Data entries

┌────────

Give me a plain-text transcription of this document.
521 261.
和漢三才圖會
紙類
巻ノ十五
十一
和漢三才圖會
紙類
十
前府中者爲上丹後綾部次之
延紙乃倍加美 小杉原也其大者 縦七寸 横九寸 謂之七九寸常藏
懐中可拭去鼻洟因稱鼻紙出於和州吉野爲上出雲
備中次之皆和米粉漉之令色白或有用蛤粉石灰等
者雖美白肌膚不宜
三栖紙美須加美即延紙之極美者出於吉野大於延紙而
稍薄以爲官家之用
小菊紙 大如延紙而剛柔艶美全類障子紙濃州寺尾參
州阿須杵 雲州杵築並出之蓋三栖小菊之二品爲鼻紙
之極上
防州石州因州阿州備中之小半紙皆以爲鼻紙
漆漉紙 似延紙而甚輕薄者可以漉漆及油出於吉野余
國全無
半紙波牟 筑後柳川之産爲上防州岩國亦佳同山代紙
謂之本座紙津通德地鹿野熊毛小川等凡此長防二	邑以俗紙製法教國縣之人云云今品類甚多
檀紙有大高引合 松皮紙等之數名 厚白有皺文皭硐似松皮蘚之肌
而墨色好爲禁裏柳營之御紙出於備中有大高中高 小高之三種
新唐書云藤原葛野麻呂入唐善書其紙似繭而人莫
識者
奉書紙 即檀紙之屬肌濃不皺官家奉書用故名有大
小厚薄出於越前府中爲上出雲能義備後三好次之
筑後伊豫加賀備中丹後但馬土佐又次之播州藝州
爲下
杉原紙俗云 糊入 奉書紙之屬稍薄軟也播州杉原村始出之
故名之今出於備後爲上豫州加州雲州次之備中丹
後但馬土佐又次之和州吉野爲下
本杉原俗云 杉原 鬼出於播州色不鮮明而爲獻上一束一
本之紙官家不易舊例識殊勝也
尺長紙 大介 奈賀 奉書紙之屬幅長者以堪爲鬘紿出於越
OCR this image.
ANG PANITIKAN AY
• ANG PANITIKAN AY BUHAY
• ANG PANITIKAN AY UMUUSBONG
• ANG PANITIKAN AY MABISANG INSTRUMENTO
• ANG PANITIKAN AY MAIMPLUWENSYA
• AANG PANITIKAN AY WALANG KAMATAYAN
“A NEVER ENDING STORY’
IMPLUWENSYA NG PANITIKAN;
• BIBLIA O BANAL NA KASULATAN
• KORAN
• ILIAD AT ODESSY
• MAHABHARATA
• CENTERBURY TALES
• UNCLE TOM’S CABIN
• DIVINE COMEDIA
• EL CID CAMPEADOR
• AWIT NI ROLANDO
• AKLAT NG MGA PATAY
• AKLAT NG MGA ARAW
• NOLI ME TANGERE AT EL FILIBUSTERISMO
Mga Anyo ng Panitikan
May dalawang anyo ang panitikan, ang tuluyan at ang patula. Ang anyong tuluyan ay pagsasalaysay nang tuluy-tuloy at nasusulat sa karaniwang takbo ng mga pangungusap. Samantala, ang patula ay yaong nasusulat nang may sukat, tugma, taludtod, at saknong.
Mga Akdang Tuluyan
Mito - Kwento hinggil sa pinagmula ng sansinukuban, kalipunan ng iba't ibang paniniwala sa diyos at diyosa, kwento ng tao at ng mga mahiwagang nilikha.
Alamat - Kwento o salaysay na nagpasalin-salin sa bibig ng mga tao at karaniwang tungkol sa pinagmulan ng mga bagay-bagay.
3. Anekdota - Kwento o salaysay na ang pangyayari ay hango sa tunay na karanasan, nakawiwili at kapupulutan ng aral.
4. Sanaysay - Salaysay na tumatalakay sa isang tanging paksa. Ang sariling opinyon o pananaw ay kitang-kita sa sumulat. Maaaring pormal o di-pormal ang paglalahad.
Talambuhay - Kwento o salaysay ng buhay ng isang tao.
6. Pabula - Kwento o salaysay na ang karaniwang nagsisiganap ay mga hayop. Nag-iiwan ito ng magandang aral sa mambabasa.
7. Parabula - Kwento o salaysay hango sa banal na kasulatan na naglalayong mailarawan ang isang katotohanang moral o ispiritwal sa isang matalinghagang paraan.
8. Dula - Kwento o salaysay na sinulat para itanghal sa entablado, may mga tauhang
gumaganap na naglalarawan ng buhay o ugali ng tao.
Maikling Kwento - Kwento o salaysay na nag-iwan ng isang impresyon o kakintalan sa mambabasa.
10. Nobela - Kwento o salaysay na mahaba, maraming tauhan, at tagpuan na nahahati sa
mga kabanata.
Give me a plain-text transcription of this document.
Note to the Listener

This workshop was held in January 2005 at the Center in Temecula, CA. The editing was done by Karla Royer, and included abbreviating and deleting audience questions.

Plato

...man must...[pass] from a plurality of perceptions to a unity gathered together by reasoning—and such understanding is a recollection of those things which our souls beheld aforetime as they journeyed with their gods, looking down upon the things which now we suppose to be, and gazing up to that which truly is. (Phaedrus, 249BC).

└────────

[WORK TO COMPLETE]
Reproduce each record shown above without altering a single word.

[RESULT FOR THIS TASK]
Give me a plain-text transcription of this document.
521 261.
和漢三才圖會
紙類
巻ノ十五
十一
和漢三才圖會
紙類
十
前府中者爲上丹後綾部次之
延紙乃倍加美 小杉原也其大者 縦七寸 横九寸 謂之七九寸常藏
懐中可拭去鼻洟因稱鼻紙出於和州吉野爲上出雲
備中次之皆和米粉漉之令色白或有用蛤粉石灰等
者雖美白肌膚不宜
三栖紙美須加美即延紙之極美者出於吉野大於延紙而
稍薄以爲官家之用
小菊紙 大如延紙而剛柔艶美全類障子紙濃州寺尾參
州阿須杵 雲州杵築並出之蓋三栖小菊之二品爲鼻紙
之極上
防州石州因州阿州備中之小半紙皆以爲鼻紙
漆漉紙 似延紙而甚輕薄者可以漉漆及油出於吉野余
國全無
半紙波牟 筑後柳川之産爲上防州岩國亦佳同山代紙
謂之本座紙津通德地鹿野熊毛小川等凡此長防二	邑以俗紙製法教國縣之人云云今品類甚多
檀紙有大高引合 松皮紙等之數名 厚白有皺文皭硐似松皮蘚之肌
而墨色好爲禁裏柳營之御紙出於備中有大高中高 小高之三種
新唐書云藤原葛野麻呂入唐善書其紙似繭而人莫
識者
奉書紙 即檀紙之屬肌濃不皺官家奉書用故名有大
小厚薄出於越前府中爲上出雲能義備後三好次之
筑後伊豫加賀備中丹後但馬土佐又次之播州藝州
爲下
杉原紙俗云 糊入 奉書紙之屬稍薄軟也播州杉原村始出之
故名之今出於備後爲上豫州加州雲州次之備中丹
後但馬土佐又次之和州吉野爲下
本杉原俗云 杉原 鬼出於播州色不鮮明而爲獻上一束一
本之紙官家不易舊例識殊勝也
尺長紙 大介 奈賀 奉書紙之屬幅長者以堪爲鬘紿出於越
OCR this image.
ANG PANITIKAN AY
• ANG PANITIKAN AY BUHAY
• ANG PANITIKAN AY UMUUSBONG
• ANG PANITIKAN AY MABISANG INSTRUMENTO
• ANG PANITIKAN AY MAIMPLUWENSYA
• AANG PANITIKAN AY WALANG KAMATAYAN
“A NEVER ENDING STORY’
IMPLUWENSYA NG PANITIKAN;
• BIBLIA O BANAL NA KASULATAN
• KORAN
• ILIAD AT ODESSY
• MAHABHARATA
• CENTERBURY TALES
• UNCLE TOM’S CABIN
• DIVINE COMEDIA
• EL CID CAMPEADOR
• AWIT NI ROLANDO
• AKLAT NG MGA PATAY
• AKLAT NG MGA ARAW
• NOLI ME TANGERE AT EL FILIBUSTERISMO
Mga Anyo ng Panitikan
May dalawang anyo ang panitikan, ang tuluyan at ang patula. Ang anyong tuluyan ay pagsasalaysay nang tuluy-tuloy at nasusulat sa karaniwang takbo ng mga pangungusap. Samantala, ang patula ay yaong nasusulat nang may sukat, tugma, taludtod, at saknong.
Mga Akdang Tuluyan
Mito - Kwento hinggil sa pinagmula ng sansinukuban, kalipunan ng iba't ibang paniniwala sa diyos at diyosa, kwento ng tao at ng mga mahiwagang nilikha.
Alamat - Kwento o salaysay na nagpasalin-salin sa bibig ng mga tao at karaniwang tungkol sa pinagmulan ng mga bagay-bagay.
3. Anekdota - Kwento o salaysay na ang pangyayari ay hango sa tunay na karanasan, nakawiwili at kapupulutan ng aral.
4. Sanaysay - Salaysay na tumatalakay sa isang tanging paksa. Ang sariling opinyon o pananaw ay kitang-kita sa sumulat. Maaaring pormal o di-pormal ang paglalahad.
Talambuhay - Kwento o salaysay ng buhay ng isang tao.
6. Pabula - Kwento o salaysay na ang karaniwang nagsisiganap ay mga hayop. Nag-iiwan ito ng magandang aral sa mambabasa.
7. Parabula - Kwento o salaysay hango sa banal na kasulatan na naglalayong mailarawan ang isang katotohanang moral o ispiritwal sa isang matalinghagang paraan.
8. Dula - Kwento o salaysay na sinulat para itanghal sa entablado, may mga tauhang
gumaganap na naglalarawan ng buhay o ugali ng tao.
Maikling Kwento - Kwento o salaysay na nag-iwan ng isang impresyon o kakintalan sa mambabasa.
10. Nobela - Kwento o salaysay na mahaba, maraming tauhan, at tagpuan na nahahati sa
mga kabanata.
Give me a plain-text transcription of this document.
Note to the Listener

This workshop was held in January 2005 at the Center in Temecula, CA. The editing was done by Karla Royer, and included abbreviating and deleting audience questions.

Plato

...man must...[pass] from a plurality of perceptions to a unity gathered together by reasoning—and such understanding is a recollection of those things which our souls beheld aforetime as they journeyed with their gods, looking down upon the things which now we suppose to be, and gazing up to that which truly is. (Phaedrus, 249BC).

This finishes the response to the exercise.